[Stated exercise] Please copy out the data from the line containing "- bookmark-icon[interactable]: [794, 418, 818, 442]" up to and including the line containing "249, 626, 264]", with every line unchanged.
— Start Stored data —
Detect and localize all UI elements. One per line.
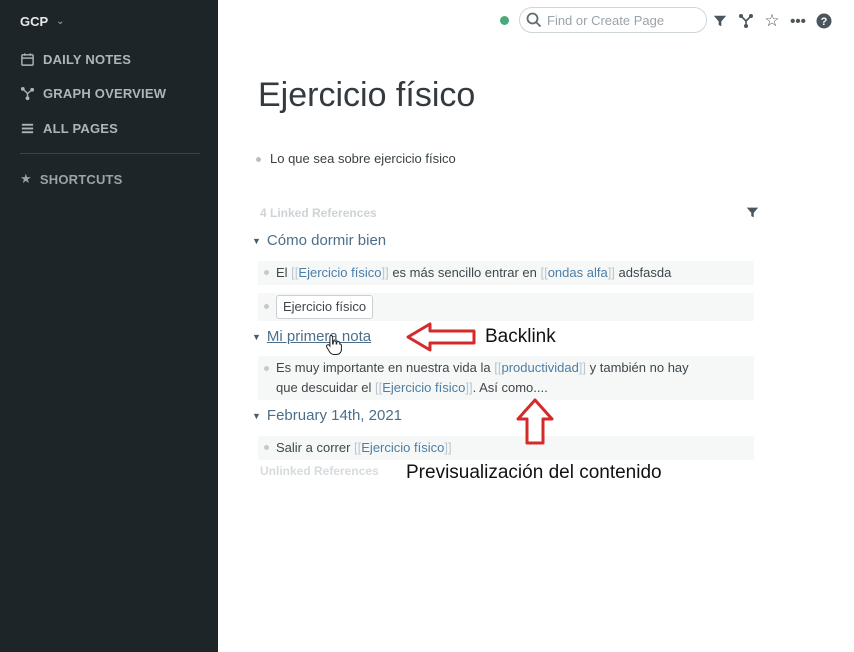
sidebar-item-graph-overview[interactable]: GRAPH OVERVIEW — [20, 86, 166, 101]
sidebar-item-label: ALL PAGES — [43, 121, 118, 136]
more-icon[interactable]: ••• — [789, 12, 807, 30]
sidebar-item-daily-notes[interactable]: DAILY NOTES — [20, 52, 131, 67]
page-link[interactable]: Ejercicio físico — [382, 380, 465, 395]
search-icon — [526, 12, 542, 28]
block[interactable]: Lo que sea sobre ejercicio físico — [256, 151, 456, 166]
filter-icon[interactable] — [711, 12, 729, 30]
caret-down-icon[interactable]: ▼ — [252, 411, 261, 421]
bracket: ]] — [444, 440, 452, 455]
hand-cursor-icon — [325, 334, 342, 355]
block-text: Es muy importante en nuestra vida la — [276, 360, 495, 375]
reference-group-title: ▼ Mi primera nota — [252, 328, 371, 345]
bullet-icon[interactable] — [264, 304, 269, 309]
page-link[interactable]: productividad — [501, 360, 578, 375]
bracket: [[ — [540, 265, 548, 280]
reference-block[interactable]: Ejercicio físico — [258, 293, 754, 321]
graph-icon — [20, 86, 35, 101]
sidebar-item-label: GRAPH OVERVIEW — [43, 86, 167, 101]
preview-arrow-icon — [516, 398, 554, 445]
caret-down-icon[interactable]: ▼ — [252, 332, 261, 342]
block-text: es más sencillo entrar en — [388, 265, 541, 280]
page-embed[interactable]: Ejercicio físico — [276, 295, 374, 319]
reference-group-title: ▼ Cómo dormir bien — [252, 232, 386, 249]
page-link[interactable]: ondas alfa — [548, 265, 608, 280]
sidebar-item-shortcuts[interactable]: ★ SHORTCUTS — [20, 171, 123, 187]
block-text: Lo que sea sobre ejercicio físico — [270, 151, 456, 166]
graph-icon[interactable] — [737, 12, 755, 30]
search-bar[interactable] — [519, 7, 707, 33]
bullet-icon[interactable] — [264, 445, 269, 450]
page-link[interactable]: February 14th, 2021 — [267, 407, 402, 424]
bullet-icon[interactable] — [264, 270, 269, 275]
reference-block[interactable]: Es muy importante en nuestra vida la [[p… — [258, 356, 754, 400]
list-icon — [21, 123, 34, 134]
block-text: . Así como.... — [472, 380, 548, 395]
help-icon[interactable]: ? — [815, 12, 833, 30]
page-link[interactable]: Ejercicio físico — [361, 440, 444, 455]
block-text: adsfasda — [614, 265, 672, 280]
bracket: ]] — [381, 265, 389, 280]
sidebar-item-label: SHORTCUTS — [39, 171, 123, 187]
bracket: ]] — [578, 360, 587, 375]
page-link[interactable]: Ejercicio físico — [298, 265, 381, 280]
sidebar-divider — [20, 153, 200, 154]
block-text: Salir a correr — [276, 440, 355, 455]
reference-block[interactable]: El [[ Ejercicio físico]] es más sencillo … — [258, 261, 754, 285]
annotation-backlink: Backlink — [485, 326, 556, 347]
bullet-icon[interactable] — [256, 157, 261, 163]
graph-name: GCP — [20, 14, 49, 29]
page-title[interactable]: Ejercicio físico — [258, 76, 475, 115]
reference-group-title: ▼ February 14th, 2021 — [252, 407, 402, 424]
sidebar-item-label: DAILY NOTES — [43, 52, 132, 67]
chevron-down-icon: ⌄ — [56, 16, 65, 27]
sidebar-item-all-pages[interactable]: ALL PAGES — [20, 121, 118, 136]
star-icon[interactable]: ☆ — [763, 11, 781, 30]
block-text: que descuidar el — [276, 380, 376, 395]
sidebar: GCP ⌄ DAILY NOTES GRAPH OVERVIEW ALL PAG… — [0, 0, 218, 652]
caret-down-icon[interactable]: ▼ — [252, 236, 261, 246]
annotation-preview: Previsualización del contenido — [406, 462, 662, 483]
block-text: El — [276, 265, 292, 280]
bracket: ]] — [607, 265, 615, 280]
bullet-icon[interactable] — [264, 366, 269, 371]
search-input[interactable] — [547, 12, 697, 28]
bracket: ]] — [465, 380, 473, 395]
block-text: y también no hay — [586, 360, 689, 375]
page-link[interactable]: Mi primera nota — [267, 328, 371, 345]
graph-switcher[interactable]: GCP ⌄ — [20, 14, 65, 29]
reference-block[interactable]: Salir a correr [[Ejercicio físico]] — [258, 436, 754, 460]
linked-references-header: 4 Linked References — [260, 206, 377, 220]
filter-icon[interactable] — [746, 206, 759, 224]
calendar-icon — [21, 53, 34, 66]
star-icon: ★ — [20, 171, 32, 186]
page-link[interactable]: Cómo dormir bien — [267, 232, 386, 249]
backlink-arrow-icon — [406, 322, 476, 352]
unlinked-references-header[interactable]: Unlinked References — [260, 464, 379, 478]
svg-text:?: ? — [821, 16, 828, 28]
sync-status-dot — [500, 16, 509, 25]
— End Stored data —
— Start Stored data —
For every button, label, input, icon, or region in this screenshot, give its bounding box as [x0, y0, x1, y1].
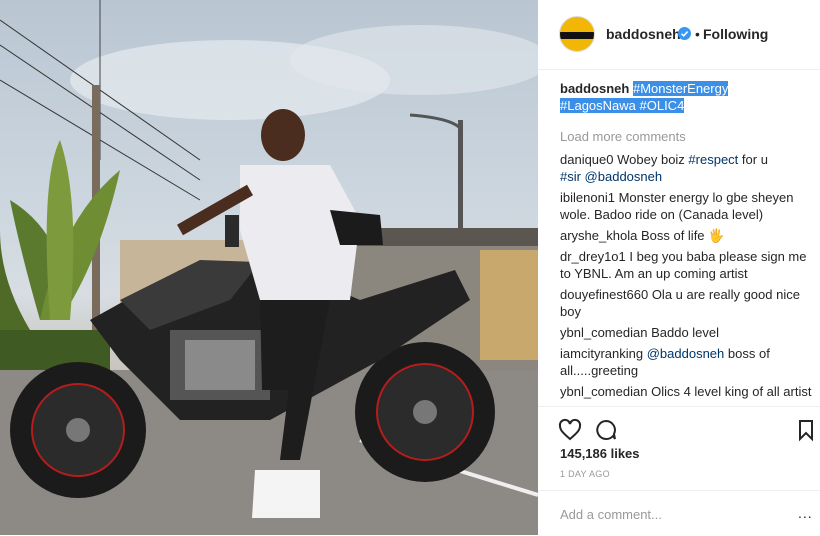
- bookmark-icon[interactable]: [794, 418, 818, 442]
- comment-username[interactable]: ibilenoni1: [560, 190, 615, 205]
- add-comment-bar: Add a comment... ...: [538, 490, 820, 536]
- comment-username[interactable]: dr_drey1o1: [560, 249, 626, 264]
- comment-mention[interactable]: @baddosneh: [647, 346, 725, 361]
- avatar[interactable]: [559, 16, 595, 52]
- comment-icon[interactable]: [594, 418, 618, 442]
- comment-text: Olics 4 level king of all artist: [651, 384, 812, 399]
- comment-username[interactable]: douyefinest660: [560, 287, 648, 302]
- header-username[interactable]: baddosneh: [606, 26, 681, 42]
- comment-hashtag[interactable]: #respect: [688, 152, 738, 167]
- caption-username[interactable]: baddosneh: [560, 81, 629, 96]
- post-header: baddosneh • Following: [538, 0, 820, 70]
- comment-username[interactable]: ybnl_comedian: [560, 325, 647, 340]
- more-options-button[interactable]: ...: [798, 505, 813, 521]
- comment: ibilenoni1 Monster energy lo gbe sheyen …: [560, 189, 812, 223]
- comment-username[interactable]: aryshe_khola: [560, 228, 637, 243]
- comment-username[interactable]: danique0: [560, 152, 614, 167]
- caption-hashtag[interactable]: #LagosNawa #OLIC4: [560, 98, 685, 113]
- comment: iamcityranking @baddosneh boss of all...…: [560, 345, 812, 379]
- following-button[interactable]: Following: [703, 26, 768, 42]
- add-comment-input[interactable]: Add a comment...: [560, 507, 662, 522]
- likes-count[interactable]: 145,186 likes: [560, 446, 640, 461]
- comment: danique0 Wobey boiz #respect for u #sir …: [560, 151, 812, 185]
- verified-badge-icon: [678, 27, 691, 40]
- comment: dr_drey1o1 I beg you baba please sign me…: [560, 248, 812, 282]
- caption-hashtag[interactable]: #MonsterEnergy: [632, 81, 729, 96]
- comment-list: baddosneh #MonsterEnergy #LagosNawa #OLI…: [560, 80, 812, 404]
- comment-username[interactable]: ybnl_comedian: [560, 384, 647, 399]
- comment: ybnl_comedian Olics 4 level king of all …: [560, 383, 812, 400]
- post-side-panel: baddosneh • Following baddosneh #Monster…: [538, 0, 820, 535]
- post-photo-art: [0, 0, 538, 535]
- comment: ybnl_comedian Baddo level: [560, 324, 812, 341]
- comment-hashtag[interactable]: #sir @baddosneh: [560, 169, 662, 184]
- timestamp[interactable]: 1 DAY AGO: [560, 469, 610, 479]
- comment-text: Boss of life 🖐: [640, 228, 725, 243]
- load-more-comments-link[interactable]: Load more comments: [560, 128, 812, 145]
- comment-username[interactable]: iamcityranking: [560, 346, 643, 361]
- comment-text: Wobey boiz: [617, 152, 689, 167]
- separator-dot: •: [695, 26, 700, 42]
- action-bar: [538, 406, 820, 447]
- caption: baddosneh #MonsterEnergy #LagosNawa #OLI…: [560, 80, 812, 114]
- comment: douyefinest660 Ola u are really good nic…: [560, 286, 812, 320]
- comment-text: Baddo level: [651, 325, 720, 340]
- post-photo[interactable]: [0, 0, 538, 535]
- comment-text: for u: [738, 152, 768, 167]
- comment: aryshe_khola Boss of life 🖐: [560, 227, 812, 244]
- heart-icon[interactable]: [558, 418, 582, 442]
— End Stored data —
— Start Stored data —
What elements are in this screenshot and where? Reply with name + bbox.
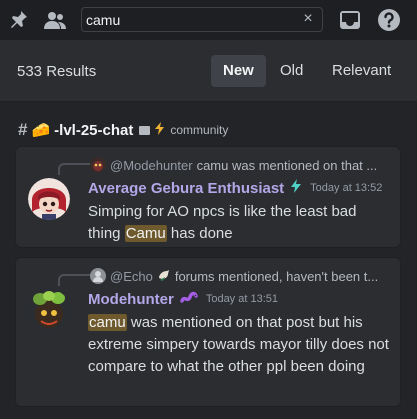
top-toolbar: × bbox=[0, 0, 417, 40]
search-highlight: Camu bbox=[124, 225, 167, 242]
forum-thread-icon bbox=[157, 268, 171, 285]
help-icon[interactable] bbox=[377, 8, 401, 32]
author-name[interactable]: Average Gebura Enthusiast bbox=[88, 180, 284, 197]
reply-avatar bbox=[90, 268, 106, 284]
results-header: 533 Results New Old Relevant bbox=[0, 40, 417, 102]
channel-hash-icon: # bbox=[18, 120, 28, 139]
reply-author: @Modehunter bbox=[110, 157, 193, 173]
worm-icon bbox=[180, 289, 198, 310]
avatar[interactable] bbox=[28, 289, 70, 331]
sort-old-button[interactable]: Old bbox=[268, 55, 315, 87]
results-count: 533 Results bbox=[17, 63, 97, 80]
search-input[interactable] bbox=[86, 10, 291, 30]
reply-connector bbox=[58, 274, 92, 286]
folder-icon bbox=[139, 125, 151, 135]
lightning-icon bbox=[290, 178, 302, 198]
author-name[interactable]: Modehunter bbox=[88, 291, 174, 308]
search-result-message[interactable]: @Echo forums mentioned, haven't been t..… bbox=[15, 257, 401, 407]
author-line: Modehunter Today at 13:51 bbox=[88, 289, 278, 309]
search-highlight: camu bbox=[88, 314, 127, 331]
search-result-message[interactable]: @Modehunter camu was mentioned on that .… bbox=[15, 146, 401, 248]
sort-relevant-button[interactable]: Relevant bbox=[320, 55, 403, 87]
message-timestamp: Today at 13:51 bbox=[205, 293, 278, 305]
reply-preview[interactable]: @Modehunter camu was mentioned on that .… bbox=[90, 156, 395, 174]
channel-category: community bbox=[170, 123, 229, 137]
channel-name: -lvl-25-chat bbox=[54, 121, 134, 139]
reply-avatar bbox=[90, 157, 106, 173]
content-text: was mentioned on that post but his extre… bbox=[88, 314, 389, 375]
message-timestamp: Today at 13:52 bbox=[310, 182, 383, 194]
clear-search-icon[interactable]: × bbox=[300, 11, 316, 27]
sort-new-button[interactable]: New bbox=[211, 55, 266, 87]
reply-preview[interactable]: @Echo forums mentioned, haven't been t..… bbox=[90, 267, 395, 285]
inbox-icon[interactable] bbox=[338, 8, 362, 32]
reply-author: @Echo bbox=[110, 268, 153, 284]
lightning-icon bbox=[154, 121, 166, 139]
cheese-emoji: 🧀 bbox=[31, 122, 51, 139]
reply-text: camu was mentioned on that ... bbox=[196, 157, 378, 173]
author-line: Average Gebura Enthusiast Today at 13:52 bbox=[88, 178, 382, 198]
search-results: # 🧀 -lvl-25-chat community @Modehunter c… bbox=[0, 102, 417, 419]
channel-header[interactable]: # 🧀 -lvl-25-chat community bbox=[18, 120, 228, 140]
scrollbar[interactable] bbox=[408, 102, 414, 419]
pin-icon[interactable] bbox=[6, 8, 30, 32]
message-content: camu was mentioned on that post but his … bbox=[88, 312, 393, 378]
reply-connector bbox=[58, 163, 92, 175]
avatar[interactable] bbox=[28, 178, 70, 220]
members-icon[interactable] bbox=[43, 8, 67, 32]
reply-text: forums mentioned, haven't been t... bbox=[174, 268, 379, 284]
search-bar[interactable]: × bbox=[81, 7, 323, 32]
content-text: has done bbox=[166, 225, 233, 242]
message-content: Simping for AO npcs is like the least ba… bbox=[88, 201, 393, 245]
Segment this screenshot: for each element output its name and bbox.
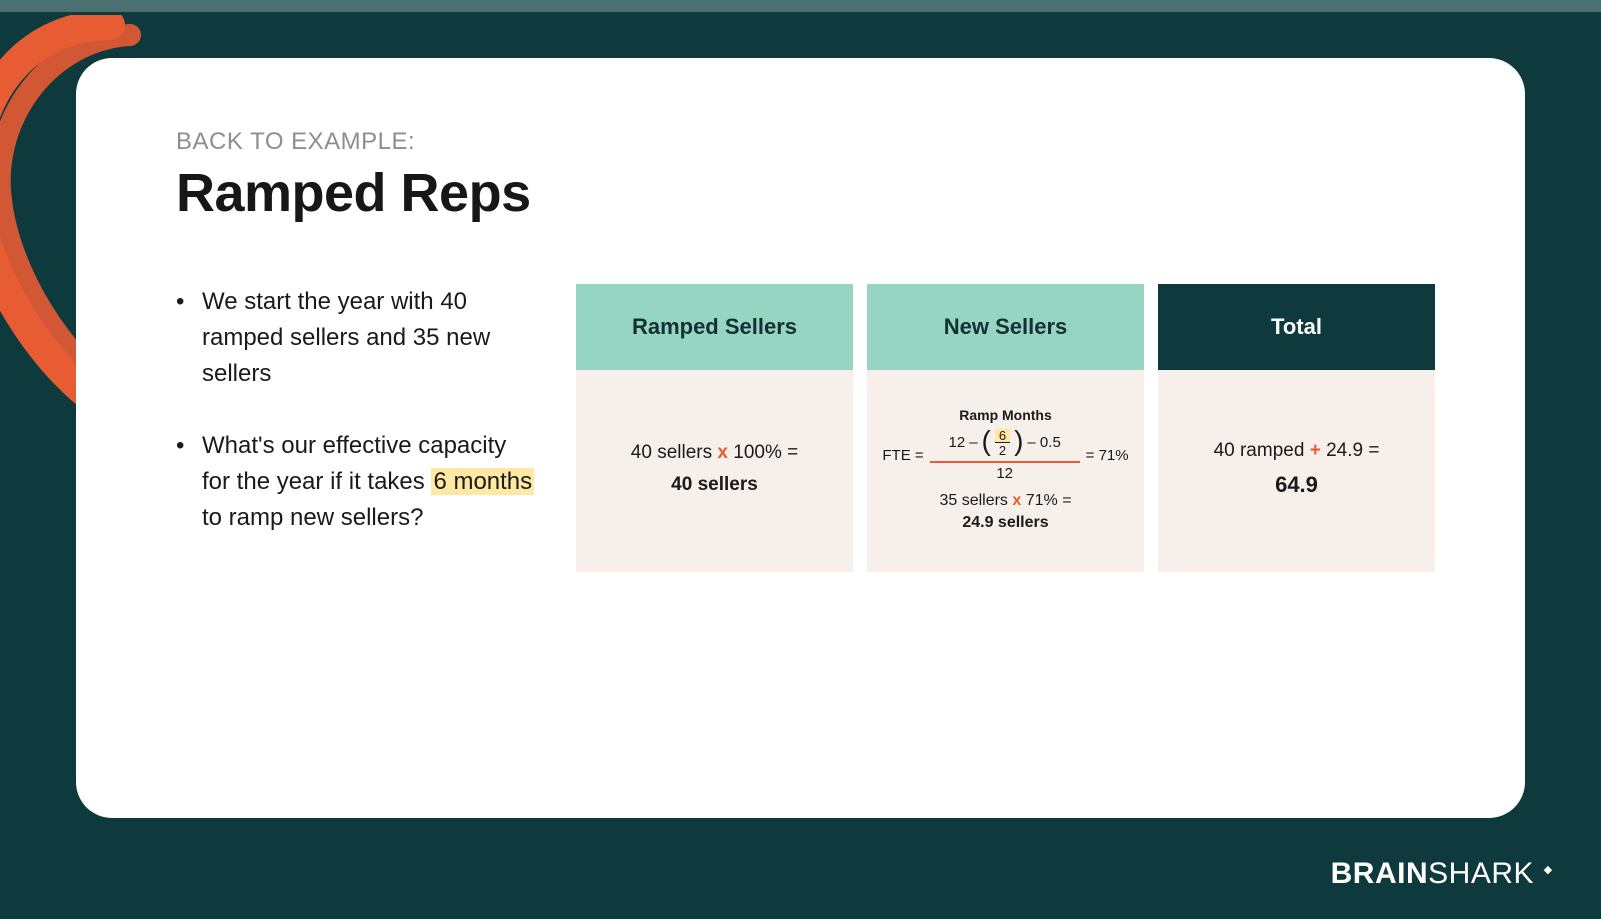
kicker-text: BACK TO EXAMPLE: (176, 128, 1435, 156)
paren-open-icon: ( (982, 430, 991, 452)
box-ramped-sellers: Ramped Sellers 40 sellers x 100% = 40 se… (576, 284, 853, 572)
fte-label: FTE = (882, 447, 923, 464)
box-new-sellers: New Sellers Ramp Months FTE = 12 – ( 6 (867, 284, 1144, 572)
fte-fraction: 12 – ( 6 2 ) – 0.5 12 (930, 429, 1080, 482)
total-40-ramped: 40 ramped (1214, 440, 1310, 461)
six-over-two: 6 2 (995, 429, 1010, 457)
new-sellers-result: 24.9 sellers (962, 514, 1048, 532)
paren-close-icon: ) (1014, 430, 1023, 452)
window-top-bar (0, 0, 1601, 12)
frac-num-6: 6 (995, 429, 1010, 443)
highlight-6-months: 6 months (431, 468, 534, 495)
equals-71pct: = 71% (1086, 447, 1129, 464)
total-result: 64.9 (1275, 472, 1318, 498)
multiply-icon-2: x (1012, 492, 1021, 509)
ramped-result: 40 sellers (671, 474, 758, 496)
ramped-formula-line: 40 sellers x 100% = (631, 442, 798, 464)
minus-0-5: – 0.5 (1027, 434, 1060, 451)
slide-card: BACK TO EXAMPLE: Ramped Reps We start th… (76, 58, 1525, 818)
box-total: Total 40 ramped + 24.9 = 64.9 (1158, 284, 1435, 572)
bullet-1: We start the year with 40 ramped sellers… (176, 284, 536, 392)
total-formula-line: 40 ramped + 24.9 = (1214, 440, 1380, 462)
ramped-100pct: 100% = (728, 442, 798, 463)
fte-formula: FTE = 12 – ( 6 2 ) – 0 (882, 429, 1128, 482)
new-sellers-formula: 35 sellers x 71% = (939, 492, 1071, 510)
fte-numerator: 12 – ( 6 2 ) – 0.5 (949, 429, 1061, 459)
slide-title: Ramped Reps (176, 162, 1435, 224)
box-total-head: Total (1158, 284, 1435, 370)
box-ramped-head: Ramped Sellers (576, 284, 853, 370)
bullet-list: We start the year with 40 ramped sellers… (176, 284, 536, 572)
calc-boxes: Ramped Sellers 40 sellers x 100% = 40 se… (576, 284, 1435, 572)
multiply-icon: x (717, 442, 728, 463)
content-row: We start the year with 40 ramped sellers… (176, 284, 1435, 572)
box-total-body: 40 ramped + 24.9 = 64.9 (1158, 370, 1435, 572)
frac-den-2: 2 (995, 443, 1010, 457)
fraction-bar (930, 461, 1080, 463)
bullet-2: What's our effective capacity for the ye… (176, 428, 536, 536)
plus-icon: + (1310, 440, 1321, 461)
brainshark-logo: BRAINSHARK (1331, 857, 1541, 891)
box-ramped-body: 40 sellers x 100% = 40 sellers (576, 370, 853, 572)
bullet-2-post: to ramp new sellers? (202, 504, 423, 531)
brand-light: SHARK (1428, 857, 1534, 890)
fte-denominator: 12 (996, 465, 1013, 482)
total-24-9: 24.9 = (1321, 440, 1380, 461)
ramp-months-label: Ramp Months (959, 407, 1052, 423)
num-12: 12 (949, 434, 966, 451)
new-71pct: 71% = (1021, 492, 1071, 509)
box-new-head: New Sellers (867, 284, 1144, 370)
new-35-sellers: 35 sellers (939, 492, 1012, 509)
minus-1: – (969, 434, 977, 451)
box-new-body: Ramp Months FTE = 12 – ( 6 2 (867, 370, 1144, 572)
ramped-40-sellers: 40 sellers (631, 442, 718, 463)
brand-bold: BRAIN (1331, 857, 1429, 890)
— End Stored data —
[Written answer]
- bookmark-icon[interactable]: [794, 418, 818, 442]
- comment-username[interactable]: ibilenoni1: [560, 190, 615, 205]
- add-comment-bar: Add a comment... ...: [538, 490, 820, 536]
- comment-username[interactable]: dr_drey1o1: [560, 249, 626, 264]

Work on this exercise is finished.